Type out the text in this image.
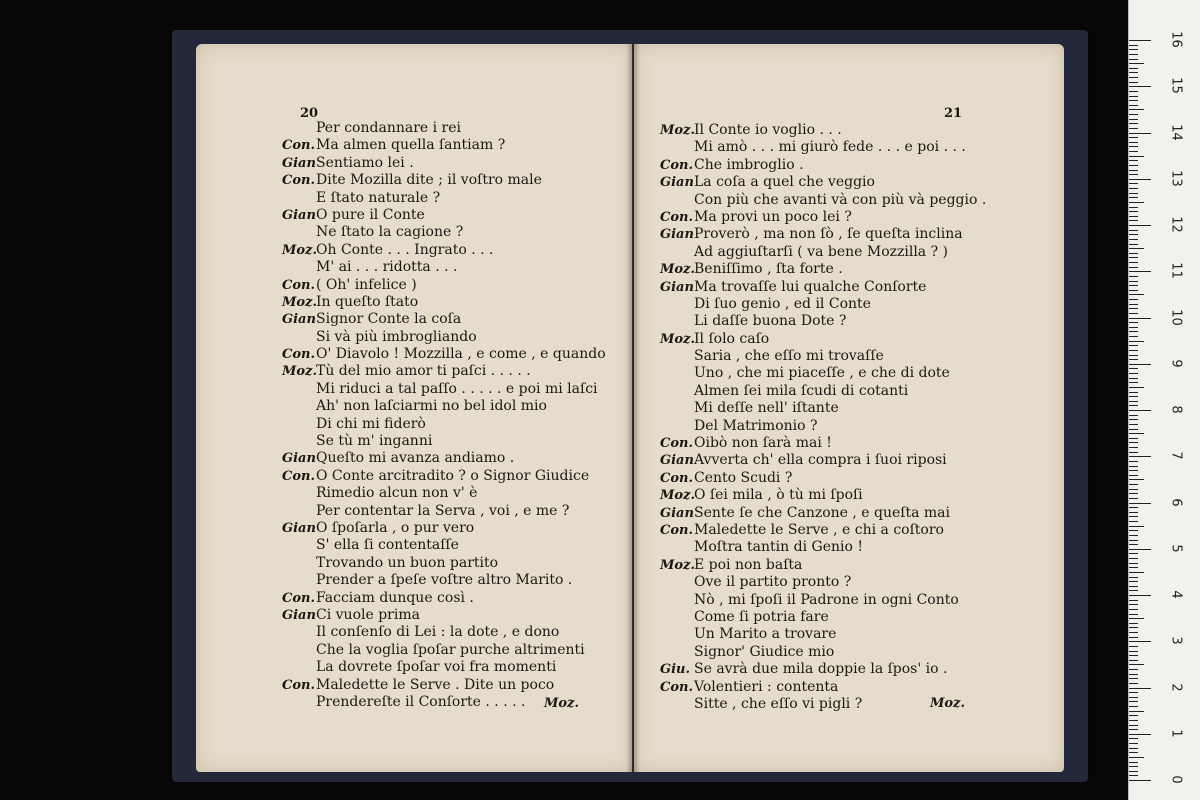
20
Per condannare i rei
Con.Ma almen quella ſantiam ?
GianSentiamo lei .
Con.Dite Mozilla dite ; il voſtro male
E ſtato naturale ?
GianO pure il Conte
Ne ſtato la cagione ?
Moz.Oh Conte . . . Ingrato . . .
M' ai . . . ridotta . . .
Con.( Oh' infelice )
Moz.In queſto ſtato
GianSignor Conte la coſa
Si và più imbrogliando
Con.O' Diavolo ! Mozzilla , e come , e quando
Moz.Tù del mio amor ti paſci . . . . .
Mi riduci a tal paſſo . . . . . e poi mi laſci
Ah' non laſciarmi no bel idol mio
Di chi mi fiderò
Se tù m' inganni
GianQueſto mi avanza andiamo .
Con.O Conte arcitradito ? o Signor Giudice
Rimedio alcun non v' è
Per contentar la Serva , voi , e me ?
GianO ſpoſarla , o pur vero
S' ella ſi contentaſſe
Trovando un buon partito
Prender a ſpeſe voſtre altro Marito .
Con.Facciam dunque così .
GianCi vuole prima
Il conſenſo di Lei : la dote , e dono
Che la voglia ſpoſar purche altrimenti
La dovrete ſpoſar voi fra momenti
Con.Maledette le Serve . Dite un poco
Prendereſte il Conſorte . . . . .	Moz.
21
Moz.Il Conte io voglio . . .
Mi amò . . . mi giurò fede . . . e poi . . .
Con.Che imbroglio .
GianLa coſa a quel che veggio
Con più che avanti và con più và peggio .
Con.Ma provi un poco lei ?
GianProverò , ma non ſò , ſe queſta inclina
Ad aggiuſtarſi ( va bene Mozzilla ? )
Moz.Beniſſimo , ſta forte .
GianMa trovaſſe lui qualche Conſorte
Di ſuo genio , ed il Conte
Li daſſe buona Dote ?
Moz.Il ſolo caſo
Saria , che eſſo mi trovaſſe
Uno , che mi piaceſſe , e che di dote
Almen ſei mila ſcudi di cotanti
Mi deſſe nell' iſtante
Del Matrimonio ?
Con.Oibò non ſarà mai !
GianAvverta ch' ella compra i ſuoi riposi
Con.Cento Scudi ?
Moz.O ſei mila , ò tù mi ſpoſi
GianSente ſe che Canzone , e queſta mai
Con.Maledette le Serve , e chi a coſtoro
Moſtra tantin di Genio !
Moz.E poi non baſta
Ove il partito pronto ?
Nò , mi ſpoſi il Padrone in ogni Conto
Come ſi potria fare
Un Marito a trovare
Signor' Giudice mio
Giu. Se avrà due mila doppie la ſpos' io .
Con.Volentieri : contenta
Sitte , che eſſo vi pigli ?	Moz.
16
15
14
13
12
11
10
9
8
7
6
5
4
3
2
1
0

----

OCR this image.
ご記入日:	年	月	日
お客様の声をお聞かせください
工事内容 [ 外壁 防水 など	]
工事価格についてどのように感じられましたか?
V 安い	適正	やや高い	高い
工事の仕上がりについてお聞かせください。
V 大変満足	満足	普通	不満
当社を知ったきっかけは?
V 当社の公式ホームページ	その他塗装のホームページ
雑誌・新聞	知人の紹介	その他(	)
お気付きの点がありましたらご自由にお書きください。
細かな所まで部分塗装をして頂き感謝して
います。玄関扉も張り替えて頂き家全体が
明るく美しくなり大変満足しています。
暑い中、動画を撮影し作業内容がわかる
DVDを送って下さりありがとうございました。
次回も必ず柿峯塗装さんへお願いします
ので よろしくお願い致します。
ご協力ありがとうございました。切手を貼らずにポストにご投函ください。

----

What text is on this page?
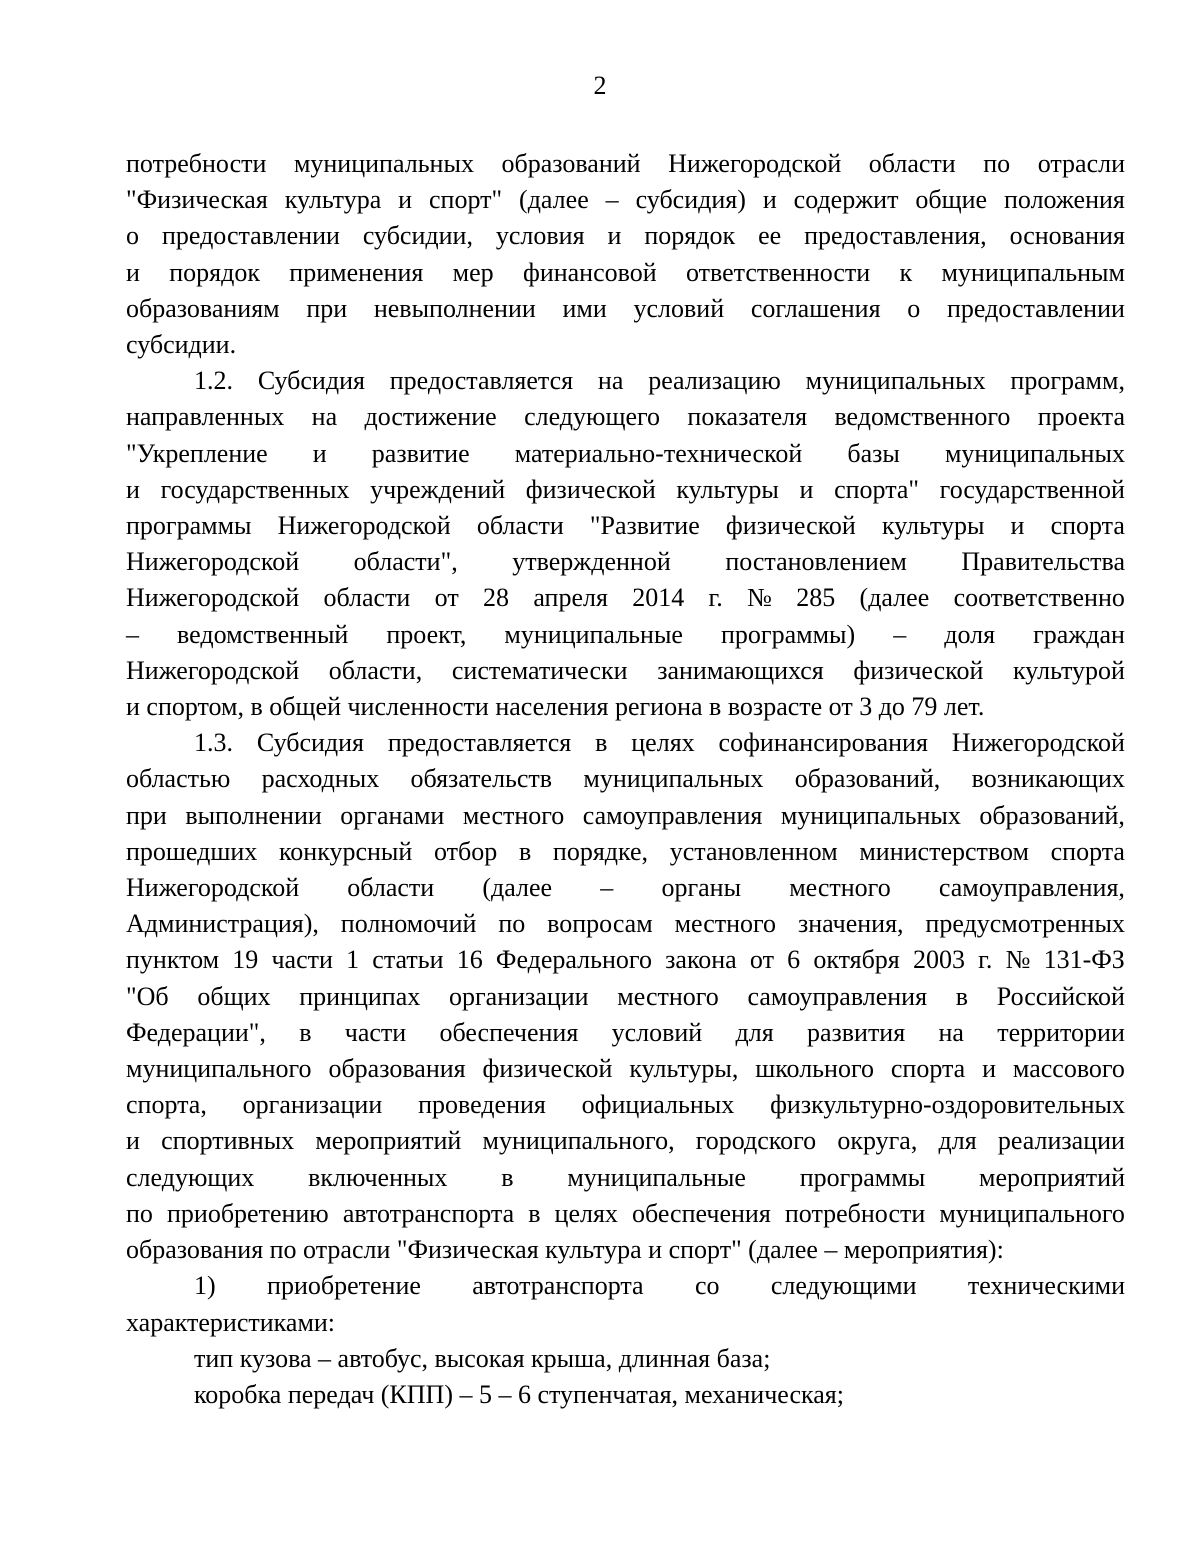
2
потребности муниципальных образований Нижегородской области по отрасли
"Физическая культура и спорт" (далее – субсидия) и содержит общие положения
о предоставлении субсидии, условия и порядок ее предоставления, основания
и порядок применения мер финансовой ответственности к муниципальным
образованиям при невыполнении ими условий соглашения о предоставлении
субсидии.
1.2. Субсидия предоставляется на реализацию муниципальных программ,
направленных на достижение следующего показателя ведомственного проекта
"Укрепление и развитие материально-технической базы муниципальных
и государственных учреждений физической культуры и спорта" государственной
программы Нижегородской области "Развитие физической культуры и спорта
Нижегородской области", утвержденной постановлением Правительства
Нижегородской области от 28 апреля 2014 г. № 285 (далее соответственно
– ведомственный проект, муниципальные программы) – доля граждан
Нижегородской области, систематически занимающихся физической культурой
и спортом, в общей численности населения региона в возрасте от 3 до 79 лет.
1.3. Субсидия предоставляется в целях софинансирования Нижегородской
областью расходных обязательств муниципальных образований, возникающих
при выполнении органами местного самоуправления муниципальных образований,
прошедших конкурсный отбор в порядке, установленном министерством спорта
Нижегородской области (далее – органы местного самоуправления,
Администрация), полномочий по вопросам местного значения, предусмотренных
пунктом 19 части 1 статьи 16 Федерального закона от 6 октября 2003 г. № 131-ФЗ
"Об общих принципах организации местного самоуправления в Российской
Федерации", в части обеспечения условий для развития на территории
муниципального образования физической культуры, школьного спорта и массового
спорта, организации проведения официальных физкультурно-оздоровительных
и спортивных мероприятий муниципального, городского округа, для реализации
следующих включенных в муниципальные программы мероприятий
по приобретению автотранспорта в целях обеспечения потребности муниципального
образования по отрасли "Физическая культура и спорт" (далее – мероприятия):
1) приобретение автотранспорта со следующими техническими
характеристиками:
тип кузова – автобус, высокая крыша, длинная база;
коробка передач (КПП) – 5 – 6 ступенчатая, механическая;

----

Copy all lines of the material above where the string "coſa" occurs.

GianSignor Conte la coſa
GianLa coſa a quel che veggio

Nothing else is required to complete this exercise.